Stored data
--
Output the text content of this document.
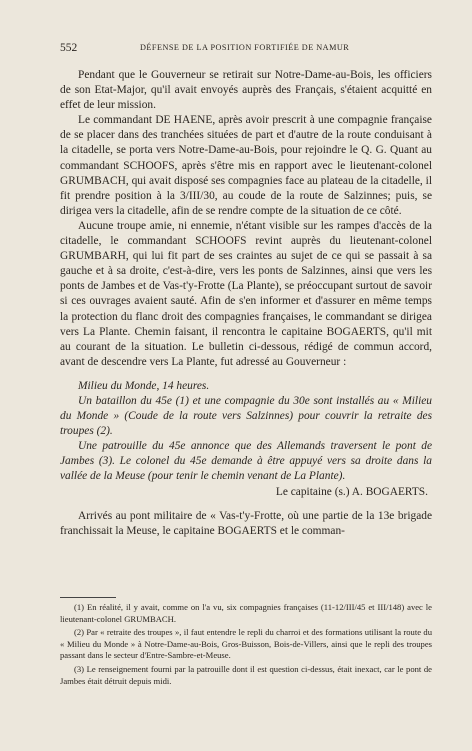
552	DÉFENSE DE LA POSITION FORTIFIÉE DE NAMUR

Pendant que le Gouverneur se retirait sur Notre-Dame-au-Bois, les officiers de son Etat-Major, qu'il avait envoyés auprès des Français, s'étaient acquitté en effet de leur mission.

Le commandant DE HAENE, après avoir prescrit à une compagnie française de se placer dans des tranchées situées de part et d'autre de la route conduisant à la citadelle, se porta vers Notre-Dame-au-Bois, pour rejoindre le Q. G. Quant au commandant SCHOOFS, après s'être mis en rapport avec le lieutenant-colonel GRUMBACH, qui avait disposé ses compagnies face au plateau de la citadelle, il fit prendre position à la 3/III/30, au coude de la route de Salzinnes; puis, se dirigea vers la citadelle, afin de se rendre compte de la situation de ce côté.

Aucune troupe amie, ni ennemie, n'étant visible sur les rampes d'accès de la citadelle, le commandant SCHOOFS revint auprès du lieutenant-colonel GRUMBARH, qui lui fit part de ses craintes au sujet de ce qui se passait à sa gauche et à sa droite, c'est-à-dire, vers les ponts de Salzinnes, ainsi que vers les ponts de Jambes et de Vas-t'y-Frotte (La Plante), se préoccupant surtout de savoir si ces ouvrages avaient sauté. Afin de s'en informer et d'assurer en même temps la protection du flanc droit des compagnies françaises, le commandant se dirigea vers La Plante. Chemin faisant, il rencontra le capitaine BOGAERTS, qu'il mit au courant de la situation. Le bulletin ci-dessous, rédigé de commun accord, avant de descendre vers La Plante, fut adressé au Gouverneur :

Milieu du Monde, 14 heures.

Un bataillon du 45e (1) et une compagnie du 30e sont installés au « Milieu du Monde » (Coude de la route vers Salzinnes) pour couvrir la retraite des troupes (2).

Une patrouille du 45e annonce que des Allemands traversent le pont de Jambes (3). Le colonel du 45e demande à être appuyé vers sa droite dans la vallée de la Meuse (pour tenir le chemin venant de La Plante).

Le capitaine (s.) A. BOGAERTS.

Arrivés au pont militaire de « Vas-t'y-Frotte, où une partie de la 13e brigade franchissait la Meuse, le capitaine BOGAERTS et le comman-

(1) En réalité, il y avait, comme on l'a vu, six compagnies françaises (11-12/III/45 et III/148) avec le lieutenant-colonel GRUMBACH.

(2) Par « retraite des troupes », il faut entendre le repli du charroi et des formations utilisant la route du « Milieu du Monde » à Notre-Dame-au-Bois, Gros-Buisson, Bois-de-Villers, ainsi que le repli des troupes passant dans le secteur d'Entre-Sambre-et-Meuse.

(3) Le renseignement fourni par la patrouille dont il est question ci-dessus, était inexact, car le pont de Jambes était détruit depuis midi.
--
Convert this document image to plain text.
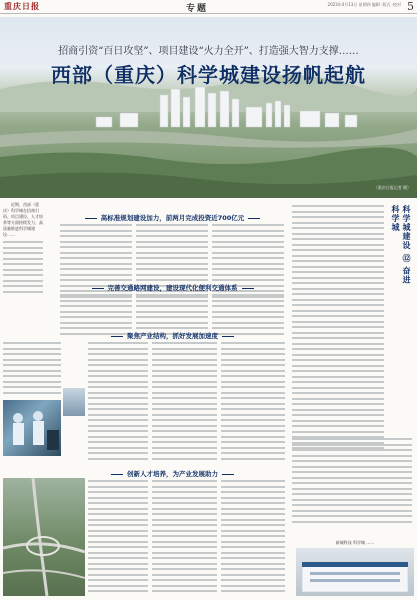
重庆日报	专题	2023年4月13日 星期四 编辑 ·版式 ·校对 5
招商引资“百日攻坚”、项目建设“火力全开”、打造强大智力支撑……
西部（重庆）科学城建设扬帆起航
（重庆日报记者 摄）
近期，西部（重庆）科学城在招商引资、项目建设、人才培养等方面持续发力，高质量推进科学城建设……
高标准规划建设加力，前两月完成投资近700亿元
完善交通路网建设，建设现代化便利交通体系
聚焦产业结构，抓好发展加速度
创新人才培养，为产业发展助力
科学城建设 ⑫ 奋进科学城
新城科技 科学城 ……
--
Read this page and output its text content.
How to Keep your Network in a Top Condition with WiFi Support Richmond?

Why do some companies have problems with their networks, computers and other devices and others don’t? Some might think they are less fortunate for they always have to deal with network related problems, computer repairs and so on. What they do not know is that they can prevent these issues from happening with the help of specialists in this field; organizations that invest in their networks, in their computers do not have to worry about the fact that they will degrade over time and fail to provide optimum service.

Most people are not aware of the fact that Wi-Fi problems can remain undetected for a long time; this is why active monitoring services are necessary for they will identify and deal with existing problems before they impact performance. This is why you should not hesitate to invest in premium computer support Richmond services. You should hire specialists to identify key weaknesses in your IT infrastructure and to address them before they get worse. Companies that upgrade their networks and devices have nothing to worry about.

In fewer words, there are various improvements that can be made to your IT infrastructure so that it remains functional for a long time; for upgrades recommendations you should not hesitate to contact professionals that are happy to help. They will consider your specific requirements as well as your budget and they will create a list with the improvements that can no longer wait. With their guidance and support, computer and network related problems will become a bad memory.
--
Filter the records above and return every line that holds the word "Richmond".

How to Keep your Network in a Top Condition with WiFi Support Richmond?
Most people are not aware of the fact that Wi-Fi problems can remain undetected for a long time; this is why active monitoring services are necessary for they will identify and deal with existing problems before they impact performance. This is why you should not hesitate to invest in premium computer support Richmond services. You should hire specialists to identify key weaknesses in your IT infrastructure and to address them before they get worse. Companies that upgrade their networks and devices have nothing to worry about.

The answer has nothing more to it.